§ REQUIRED TASK:
Scan the lines and state how many carry "with". Leave out everything but the number.

§ SUPPLIED MATERIAL:
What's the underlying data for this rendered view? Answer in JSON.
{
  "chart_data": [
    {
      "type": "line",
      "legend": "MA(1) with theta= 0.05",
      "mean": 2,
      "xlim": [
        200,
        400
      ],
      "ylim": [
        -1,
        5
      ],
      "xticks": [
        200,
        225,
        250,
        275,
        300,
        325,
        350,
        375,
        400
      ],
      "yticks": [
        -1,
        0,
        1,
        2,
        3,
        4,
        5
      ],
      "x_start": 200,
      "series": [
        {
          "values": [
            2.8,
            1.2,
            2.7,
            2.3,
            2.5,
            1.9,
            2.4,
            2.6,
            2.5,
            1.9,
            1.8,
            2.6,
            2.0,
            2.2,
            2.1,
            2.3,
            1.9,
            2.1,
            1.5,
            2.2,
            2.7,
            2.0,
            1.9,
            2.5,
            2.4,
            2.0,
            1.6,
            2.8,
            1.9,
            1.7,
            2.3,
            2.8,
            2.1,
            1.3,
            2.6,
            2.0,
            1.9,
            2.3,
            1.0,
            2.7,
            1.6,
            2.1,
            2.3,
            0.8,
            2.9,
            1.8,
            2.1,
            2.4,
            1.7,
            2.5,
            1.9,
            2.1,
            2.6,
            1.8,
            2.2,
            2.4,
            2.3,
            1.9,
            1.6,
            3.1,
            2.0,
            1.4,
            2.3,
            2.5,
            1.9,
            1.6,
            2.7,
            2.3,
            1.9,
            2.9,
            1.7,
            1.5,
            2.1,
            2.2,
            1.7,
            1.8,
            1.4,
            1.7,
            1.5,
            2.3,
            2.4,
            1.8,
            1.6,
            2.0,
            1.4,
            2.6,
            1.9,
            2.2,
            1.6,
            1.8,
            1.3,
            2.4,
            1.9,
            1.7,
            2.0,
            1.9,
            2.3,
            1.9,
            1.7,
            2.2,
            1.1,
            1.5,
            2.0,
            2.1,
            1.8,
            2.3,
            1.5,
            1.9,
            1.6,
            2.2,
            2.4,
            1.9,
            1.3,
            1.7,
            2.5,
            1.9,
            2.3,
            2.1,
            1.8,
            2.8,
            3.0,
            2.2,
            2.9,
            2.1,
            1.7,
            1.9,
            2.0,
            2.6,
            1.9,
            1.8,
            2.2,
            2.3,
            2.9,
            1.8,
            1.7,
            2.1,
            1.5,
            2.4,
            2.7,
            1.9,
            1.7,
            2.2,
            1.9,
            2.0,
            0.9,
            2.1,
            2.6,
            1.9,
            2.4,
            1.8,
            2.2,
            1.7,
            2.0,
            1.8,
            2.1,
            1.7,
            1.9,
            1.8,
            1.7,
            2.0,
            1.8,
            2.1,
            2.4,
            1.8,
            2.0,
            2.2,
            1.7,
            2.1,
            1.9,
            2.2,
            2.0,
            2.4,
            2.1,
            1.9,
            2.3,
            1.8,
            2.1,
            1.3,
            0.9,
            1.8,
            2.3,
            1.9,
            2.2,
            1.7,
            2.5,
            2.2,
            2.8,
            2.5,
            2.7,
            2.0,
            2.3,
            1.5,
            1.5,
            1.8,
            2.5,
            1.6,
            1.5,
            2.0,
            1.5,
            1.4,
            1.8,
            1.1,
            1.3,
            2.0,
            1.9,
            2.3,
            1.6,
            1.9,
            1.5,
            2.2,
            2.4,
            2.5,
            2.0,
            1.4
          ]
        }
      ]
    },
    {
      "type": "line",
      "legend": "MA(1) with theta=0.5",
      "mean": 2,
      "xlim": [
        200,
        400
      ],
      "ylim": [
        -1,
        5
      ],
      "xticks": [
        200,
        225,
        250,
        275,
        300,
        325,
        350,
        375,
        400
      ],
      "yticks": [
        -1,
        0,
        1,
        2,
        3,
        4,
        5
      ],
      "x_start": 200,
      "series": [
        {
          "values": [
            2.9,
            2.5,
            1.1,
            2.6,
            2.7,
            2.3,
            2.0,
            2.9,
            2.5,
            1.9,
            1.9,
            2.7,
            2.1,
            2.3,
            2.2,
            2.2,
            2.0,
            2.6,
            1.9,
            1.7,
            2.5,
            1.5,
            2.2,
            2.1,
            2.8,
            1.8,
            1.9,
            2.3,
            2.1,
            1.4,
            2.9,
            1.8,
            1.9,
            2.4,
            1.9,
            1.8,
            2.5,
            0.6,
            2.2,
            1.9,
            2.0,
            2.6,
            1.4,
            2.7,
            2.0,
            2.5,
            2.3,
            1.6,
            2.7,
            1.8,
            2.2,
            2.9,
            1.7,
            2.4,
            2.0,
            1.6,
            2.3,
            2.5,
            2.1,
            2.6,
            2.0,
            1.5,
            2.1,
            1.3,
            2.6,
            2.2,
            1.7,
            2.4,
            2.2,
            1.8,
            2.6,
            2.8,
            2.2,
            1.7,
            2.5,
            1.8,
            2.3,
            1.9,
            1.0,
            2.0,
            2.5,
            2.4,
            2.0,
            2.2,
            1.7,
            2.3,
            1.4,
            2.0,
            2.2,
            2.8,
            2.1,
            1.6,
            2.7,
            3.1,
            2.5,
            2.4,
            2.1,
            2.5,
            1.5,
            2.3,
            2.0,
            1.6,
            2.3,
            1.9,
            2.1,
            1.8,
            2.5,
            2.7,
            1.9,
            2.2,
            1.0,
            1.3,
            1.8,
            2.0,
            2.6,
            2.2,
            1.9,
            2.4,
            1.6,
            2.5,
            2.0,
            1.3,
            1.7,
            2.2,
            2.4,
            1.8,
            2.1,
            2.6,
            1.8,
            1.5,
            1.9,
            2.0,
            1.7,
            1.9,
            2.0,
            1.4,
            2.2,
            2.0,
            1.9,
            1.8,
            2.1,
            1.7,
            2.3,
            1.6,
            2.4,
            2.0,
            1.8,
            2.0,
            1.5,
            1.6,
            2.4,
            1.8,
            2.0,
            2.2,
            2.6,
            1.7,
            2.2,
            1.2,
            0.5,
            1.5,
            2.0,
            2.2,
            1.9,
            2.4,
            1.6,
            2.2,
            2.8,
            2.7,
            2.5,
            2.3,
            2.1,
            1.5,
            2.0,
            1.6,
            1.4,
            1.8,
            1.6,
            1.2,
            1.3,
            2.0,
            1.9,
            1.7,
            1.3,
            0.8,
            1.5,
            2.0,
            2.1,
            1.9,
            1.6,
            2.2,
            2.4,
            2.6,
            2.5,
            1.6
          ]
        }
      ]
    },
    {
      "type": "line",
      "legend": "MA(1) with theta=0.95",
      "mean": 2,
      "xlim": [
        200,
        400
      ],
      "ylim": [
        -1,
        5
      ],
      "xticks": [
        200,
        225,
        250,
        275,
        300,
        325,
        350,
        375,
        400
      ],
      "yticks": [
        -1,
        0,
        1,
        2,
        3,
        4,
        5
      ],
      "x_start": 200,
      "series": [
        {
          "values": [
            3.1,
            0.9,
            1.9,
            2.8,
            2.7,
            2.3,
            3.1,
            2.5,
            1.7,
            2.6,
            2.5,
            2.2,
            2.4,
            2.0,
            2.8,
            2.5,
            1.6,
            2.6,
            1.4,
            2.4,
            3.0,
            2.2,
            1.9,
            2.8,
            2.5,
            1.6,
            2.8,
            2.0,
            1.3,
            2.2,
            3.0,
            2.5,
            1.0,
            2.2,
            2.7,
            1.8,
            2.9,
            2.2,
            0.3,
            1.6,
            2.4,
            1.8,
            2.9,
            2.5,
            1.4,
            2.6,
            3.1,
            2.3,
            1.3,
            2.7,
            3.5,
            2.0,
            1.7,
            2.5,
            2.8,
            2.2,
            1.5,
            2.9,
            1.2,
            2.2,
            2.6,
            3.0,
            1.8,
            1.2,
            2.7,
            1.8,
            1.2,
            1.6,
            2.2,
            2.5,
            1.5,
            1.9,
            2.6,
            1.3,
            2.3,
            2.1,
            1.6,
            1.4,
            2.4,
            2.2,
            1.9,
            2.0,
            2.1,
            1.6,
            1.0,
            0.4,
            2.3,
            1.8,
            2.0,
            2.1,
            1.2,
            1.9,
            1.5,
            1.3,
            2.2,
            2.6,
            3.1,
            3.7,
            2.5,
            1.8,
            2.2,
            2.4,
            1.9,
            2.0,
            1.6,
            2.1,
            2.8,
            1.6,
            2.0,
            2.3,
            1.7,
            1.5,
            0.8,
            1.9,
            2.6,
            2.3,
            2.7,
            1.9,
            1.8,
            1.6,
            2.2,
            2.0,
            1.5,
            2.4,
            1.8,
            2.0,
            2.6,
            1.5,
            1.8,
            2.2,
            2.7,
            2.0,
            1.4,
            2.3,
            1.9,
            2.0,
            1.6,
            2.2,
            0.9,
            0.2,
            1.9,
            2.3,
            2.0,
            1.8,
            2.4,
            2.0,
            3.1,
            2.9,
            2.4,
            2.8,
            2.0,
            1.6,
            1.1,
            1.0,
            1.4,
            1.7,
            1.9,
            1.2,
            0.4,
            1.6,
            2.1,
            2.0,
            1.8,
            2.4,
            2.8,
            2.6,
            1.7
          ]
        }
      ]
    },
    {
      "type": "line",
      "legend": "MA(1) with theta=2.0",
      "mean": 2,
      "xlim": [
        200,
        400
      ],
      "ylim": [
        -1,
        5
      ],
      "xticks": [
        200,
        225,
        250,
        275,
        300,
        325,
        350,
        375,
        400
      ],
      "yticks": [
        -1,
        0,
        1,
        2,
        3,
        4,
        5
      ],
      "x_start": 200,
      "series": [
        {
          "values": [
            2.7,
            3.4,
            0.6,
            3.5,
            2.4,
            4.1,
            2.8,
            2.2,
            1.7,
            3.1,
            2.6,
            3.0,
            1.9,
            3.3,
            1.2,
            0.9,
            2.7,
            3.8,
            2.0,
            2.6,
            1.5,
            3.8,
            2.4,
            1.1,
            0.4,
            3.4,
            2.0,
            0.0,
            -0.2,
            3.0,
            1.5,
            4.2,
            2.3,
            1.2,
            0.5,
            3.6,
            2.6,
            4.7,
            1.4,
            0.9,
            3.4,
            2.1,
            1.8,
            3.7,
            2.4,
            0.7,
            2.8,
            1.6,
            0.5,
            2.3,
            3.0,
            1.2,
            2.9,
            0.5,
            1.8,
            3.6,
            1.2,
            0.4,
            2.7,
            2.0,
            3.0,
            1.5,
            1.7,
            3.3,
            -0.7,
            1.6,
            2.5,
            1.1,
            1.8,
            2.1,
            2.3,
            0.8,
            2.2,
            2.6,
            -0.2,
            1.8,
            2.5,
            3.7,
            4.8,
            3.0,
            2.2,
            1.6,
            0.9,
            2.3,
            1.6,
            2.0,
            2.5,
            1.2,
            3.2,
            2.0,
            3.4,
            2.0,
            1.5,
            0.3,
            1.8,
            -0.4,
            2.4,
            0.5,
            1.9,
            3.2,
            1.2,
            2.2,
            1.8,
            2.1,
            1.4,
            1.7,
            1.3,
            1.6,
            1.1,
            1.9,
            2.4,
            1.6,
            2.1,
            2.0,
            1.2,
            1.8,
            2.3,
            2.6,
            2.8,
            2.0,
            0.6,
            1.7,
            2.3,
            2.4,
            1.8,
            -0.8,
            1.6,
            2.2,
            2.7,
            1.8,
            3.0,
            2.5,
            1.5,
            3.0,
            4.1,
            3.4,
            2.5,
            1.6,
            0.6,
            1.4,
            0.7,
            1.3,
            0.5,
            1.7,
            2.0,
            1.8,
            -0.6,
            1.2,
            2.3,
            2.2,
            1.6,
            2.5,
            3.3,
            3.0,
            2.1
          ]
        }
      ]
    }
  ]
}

§ FINISHED EXERCISE:
4